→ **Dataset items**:
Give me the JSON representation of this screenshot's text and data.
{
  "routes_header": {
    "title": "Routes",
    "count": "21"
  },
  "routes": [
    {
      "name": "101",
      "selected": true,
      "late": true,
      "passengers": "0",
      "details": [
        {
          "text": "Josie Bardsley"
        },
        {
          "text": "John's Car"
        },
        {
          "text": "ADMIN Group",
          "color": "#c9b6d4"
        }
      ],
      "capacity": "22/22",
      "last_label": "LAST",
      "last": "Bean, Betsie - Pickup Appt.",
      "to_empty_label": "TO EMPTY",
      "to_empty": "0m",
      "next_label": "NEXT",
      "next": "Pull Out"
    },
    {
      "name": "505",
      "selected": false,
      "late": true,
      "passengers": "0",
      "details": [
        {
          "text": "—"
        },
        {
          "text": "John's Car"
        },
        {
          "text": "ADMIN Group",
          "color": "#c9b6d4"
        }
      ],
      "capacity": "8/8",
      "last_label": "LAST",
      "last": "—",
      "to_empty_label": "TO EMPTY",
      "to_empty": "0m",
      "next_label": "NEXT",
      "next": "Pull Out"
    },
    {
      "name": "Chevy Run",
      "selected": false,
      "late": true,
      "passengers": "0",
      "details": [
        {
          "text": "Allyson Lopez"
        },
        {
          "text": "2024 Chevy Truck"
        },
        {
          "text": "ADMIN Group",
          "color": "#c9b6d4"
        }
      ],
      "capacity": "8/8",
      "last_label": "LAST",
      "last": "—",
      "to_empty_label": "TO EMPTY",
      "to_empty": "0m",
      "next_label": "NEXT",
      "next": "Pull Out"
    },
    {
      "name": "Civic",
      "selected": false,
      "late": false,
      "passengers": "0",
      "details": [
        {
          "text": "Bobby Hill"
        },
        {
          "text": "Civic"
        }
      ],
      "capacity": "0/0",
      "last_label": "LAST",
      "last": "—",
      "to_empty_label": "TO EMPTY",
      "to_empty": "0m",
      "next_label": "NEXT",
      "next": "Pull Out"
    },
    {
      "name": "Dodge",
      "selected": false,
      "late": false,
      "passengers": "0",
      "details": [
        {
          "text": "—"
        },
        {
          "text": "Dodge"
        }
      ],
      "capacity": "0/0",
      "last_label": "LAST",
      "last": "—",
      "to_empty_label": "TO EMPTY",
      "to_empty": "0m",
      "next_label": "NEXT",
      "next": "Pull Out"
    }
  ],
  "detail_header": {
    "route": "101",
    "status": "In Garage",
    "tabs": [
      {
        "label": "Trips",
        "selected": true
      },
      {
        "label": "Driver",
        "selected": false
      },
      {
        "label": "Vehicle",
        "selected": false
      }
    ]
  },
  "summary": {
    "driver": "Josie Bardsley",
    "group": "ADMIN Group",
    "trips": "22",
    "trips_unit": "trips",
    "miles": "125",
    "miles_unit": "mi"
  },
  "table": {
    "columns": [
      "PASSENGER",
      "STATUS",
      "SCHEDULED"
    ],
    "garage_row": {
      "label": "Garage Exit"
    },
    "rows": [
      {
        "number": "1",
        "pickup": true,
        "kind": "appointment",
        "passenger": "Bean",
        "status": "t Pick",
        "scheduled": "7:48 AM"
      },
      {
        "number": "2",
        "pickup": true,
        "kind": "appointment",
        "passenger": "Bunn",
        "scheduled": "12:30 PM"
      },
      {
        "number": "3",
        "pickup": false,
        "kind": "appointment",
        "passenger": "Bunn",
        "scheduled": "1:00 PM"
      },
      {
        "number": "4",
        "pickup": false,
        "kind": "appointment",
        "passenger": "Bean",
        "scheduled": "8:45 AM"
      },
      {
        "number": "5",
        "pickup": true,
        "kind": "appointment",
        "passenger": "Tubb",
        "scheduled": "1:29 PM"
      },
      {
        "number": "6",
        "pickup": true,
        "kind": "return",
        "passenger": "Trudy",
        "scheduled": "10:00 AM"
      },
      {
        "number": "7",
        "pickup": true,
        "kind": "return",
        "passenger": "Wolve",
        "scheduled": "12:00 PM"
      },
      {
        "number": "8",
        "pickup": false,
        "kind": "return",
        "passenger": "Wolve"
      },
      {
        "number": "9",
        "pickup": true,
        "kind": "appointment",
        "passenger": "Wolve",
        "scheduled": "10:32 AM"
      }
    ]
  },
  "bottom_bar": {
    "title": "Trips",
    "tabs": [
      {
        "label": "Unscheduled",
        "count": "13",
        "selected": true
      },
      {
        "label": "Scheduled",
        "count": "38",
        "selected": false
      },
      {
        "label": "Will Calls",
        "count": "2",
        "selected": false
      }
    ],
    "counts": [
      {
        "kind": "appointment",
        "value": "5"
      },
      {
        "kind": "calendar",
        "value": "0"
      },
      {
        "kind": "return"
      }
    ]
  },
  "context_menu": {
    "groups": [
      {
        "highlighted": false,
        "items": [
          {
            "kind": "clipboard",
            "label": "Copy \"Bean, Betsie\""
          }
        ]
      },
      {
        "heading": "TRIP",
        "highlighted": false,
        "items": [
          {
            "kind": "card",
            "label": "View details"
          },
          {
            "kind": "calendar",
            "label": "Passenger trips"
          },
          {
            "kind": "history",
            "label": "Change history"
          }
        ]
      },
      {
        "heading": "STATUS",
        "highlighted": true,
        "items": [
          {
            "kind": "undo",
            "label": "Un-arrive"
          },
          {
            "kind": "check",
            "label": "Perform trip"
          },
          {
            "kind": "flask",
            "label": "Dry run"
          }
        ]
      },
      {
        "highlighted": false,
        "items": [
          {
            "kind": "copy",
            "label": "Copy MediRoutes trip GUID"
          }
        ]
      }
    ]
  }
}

→ **TASK PROMPT**: Scan the data above and copy every line with "Betsie" in it.

→ **TASK RESPONSE**:
      "last": "Bean, Betsie - Pickup Appt.",
            "label": "Copy \"Bean, Betsie\""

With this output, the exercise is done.